**Records provided**

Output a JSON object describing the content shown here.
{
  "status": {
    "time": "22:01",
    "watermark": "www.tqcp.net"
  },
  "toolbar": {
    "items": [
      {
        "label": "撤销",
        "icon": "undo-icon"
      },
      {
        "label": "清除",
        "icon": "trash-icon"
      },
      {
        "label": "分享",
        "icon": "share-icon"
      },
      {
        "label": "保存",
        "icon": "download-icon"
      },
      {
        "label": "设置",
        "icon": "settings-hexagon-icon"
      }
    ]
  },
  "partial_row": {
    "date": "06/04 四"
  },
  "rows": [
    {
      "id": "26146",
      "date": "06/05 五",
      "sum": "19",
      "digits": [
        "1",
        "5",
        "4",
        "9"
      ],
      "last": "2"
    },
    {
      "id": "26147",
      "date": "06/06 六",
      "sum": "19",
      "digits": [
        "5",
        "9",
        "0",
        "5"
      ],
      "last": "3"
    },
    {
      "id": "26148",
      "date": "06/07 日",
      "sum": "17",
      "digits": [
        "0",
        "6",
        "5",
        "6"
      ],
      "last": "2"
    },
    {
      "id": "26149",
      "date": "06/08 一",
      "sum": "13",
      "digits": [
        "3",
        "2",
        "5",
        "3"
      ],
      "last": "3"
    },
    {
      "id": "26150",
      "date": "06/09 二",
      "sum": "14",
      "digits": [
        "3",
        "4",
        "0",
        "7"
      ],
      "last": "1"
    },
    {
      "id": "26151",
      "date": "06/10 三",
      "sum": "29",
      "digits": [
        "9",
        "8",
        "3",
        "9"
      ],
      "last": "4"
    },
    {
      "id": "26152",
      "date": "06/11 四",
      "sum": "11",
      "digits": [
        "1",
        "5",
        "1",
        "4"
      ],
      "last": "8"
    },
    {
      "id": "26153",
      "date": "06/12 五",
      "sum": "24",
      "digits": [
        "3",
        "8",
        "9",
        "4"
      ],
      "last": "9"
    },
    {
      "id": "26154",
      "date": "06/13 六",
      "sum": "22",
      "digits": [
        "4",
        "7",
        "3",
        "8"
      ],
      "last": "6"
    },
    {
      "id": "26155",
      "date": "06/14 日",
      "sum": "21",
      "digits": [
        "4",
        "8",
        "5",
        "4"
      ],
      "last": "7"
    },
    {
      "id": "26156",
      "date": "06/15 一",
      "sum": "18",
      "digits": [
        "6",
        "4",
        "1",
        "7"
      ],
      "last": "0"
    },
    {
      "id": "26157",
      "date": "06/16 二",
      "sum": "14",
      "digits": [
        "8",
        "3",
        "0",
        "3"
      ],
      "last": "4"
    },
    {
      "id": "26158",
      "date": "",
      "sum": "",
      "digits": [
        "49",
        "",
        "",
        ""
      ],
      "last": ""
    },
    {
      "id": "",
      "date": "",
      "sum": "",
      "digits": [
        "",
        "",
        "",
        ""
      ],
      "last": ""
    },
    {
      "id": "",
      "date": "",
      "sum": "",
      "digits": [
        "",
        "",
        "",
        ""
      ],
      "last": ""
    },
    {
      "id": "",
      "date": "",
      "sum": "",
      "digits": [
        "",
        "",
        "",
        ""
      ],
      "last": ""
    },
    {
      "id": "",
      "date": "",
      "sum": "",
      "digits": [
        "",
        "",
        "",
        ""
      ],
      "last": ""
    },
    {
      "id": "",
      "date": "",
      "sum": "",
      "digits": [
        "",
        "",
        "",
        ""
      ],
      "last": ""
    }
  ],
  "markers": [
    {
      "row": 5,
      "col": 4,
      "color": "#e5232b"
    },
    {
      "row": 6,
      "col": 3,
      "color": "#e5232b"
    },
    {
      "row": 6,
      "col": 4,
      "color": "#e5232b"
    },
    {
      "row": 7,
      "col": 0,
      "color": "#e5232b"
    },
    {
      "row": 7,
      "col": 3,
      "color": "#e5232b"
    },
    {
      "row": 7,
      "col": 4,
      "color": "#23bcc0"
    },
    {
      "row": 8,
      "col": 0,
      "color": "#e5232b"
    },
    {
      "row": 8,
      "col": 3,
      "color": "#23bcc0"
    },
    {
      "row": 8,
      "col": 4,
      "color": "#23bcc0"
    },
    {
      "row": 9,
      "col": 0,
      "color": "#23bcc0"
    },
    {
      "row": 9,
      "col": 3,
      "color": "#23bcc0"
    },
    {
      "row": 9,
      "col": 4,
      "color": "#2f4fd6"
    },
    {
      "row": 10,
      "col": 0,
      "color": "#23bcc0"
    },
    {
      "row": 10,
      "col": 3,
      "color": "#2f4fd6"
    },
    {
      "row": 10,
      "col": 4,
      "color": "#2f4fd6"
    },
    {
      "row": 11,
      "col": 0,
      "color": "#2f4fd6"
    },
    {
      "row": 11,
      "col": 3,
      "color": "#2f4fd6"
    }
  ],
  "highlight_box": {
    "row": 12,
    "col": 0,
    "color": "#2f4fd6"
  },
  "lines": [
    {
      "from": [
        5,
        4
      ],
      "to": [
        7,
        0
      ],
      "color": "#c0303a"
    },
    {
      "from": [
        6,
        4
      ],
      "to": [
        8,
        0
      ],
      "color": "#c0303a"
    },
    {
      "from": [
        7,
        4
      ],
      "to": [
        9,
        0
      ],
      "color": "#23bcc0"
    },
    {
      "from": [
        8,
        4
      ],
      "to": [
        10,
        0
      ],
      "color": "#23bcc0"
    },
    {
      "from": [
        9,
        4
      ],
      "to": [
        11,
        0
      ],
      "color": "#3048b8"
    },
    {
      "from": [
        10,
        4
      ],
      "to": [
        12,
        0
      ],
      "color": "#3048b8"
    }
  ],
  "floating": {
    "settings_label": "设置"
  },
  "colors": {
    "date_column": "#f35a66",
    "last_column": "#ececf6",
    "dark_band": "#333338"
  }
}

**Directions for this task**
From the listing above, extract all records word for word.

**Exercise solution**
Output a JSON object describing the content shown here.
{
  "status": {
    "time": "22:01",
    "watermark": "www.tqcp.net"
  },
  "toolbar": {
    "items": [
      {
        "label": "撤销",
        "icon": "undo-icon"
      },
      {
        "label": "清除",
        "icon": "trash-icon"
      },
      {
        "label": "分享",
        "icon": "share-icon"
      },
      {
        "label": "保存",
        "icon": "download-icon"
      },
      {
        "label": "设置",
        "icon": "settings-hexagon-icon"
      }
    ]
  },
  "partial_row": {
    "date": "06/04 四"
  },
  "rows": [
    {
      "id": "26146",
      "date": "06/05 五",
      "sum": "19",
      "digits": [
        "1",
        "5",
        "4",
        "9"
      ],
      "last": "2"
    },
    {
      "id": "26147",
      "date": "06/06 六",
      "sum": "19",
      "digits": [
        "5",
        "9",
        "0",
        "5"
      ],
      "last": "3"
    },
    {
      "id": "26148",
      "date": "06/07 日",
      "sum": "17",
      "digits": [
        "0",
        "6",
        "5",
        "6"
      ],
      "last": "2"
    },
    {
      "id": "26149",
      "date": "06/08 一",
      "sum": "13",
      "digits": [
        "3",
        "2",
        "5",
        "3"
      ],
      "last": "3"
    },
    {
      "id": "26150",
      "date": "06/09 二",
      "sum": "14",
      "digits": [
        "3",
        "4",
        "0",
        "7"
      ],
      "last": "1"
    },
    {
      "id": "26151",
      "date": "06/10 三",
      "sum": "29",
      "digits": [
        "9",
        "8",
        "3",
        "9"
      ],
      "last": "4"
    },
    {
      "id": "26152",
      "date": "06/11 四",
      "sum": "11",
      "digits": [
        "1",
        "5",
        "1",
        "4"
      ],
      "last": "8"
    },
    {
      "id": "26153",
      "date": "06/12 五",
      "sum": "24",
      "digits": [
        "3",
        "8",
        "9",
        "4"
      ],
      "last": "9"
    },
    {
      "id": "26154",
      "date": "06/13 六",
      "sum": "22",
      "digits": [
        "4",
        "7",
        "3",
        "8"
      ],
      "last": "6"
    },
    {
      "id": "26155",
      "date": "06/14 日",
      "sum": "21",
      "digits": [
        "4",
        "8",
        "5",
        "4"
      ],
      "last": "7"
    },
    {
      "id": "26156",
      "date": "06/15 一",
      "sum": "18",
      "digits": [
        "6",
        "4",
        "1",
        "7"
      ],
      "last": "0"
    },
    {
      "id": "26157",
      "date": "06/16 二",
      "sum": "14",
      "digits": [
        "8",
        "3",
        "0",
        "3"
      ],
      "last": "4"
    },
    {
      "id": "26158",
      "date": "",
      "sum": "",
      "digits": [
        "49",
        "",
        "",
        ""
      ],
      "last": ""
    },
    {
      "id": "",
      "date": "",
      "sum": "",
      "digits": [
        "",
        "",
        "",
        ""
      ],
      "last": ""
    },
    {
      "id": "",
      "date": "",
      "sum": "",
      "digits": [
        "",
        "",
        "",
        ""
      ],
      "last": ""
    },
    {
      "id": "",
      "date": "",
      "sum": "",
      "digits": [
        "",
        "",
        "",
        ""
      ],
      "last": ""
    },
    {
      "id": "",
      "date": "",
      "sum": "",
      "digits": [
        "",
        "",
        "",
        ""
      ],
      "last": ""
    },
    {
      "id": "",
      "date": "",
      "sum": "",
      "digits": [
        "",
        "",
        "",
        ""
      ],
      "last": ""
    }
  ],
  "markers": [
    {
      "row": 5,
      "col": 4,
      "color": "#e5232b"
    },
    {
      "row": 6,
      "col": 3,
      "color": "#e5232b"
    },
    {
      "row": 6,
      "col": 4,
      "color": "#e5232b"
    },
    {
      "row": 7,
      "col": 0,
      "color": "#e5232b"
    },
    {
      "row": 7,
      "col": 3,
      "color": "#e5232b"
    },
    {
      "row": 7,
      "col": 4,
      "color": "#23bcc0"
    },
    {
      "row": 8,
      "col": 0,
      "color": "#e5232b"
    },
    {
      "row": 8,
      "col": 3,
      "color": "#23bcc0"
    },
    {
      "row": 8,
      "col": 4,
      "color": "#23bcc0"
    },
    {
      "row": 9,
      "col": 0,
      "color": "#23bcc0"
    },
    {
      "row": 9,
      "col": 3,
      "color": "#23bcc0"
    },
    {
      "row": 9,
      "col": 4,
      "color": "#2f4fd6"
    },
    {
      "row": 10,
      "col": 0,
      "color": "#23bcc0"
    },
    {
      "row": 10,
      "col": 3,
      "color": "#2f4fd6"
    },
    {
      "row": 10,
      "col": 4,
      "color": "#2f4fd6"
    },
    {
      "row": 11,
      "col": 0,
      "color": "#2f4fd6"
    },
    {
      "row": 11,
      "col": 3,
      "color": "#2f4fd6"
    }
  ],
  "highlight_box": {
    "row": 12,
    "col": 0,
    "color": "#2f4fd6"
  },
  "lines": [
    {
      "from": [
        5,
        4
      ],
      "to": [
        7,
        0
      ],
      "color": "#c0303a"
    },
    {
      "from": [
        6,
        4
      ],
      "to": [
        8,
        0
      ],
      "color": "#c0303a"
    },
    {
      "from": [
        7,
        4
      ],
      "to": [
        9,
        0
      ],
      "color": "#23bcc0"
    },
    {
      "from": [
        8,
        4
      ],
      "to": [
        10,
        0
      ],
      "color": "#23bcc0"
    },
    {
      "from": [
        9,
        4
      ],
      "to": [
        11,
        0
      ],
      "color": "#3048b8"
    },
    {
      "from": [
        10,
        4
      ],
      "to": [
        12,
        0
      ],
      "color": "#3048b8"
    }
  ],
  "floating": {
    "settings_label": "设置"
  },
  "colors": {
    "date_column": "#f35a66",
    "last_column": "#ececf6",
    "dark_band": "#333338"
  }
}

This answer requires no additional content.